Part of a data file:
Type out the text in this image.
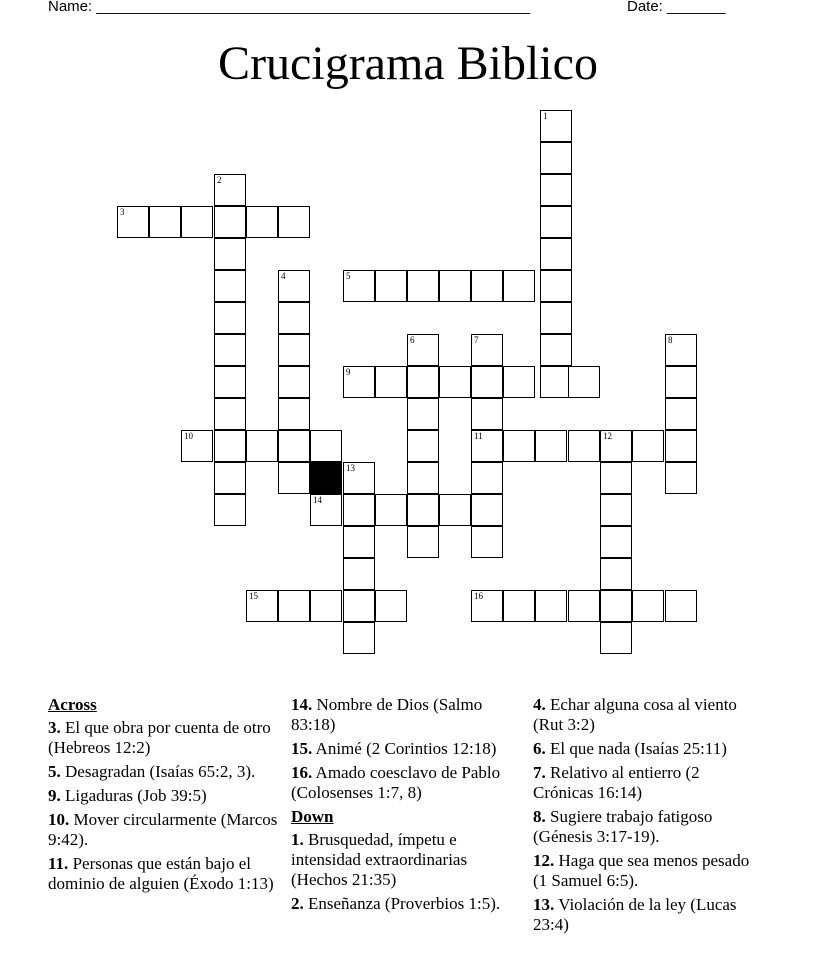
Name: ____________________________________________________	Date: _______
Crucigrama Biblico
1
2
3
4	5
6	7	8
9
10	11	12
13
14
15	16
Across
3. El que obra por cuenta de otro (Hebreos 12:2)
5. Desagradan (Isaías 65:2, 3).
9. Ligaduras (Job 39:5)
10. Mover circularmente (Marcos 9:42).
11. Personas que están bajo el dominio de alguien (Éxodo 1:13)
14. Nombre de Dios (Salmo 83:18)
15. Animé (2 Corintios 12:18)
16. Amado coesclavo de Pablo (Colosenses 1:7, 8)
Down
1. Brusquedad, ímpetu e intensidad extraordinarias (Hechos 21:35)
2. Enseñanza (Proverbios 1:5).
4. Echar alguna cosa al viento (Rut 3:2)
6. El que nada (Isaías 25:11)
7. Relativo al entierro (2 Crónicas 16:14)
8. Sugiere trabajo fatigoso (Génesis 3:17-19).
12. Haga que sea menos pesado (1 Samuel 6:5).
13. Violación de la ley (Lucas 23:4)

_STATED GOAL:_ Take the entries shown above and quote them verbatim, passing over the pictures.

_EXERCISE ANSWER:_
Type out the text in this image.
Name: ____________________________________________________	Date: _______
Crucigrama Biblico
1
2
3
4	5
6	7	8
9
10	11	12
13
14
15	16
Across
3. El que obra por cuenta de otro (Hebreos 12:2)
5. Desagradan (Isaías 65:2, 3).
9. Ligaduras (Job 39:5)
10. Mover circularmente (Marcos 9:42).
11. Personas que están bajo el dominio de alguien (Éxodo 1:13)
14. Nombre de Dios (Salmo 83:18)
15. Animé (2 Corintios 12:18)
16. Amado coesclavo de Pablo (Colosenses 1:7, 8)
Down
1. Brusquedad, ímpetu e intensidad extraordinarias (Hechos 21:35)
2. Enseñanza (Proverbios 1:5).
4. Echar alguna cosa al viento (Rut 3:2)
6. El que nada (Isaías 25:11)
7. Relativo al entierro (2 Crónicas 16:14)
8. Sugiere trabajo fatigoso (Génesis 3:17-19).
12. Haga que sea menos pesado (1 Samuel 6:5).
13. Violación de la ley (Lucas 23:4)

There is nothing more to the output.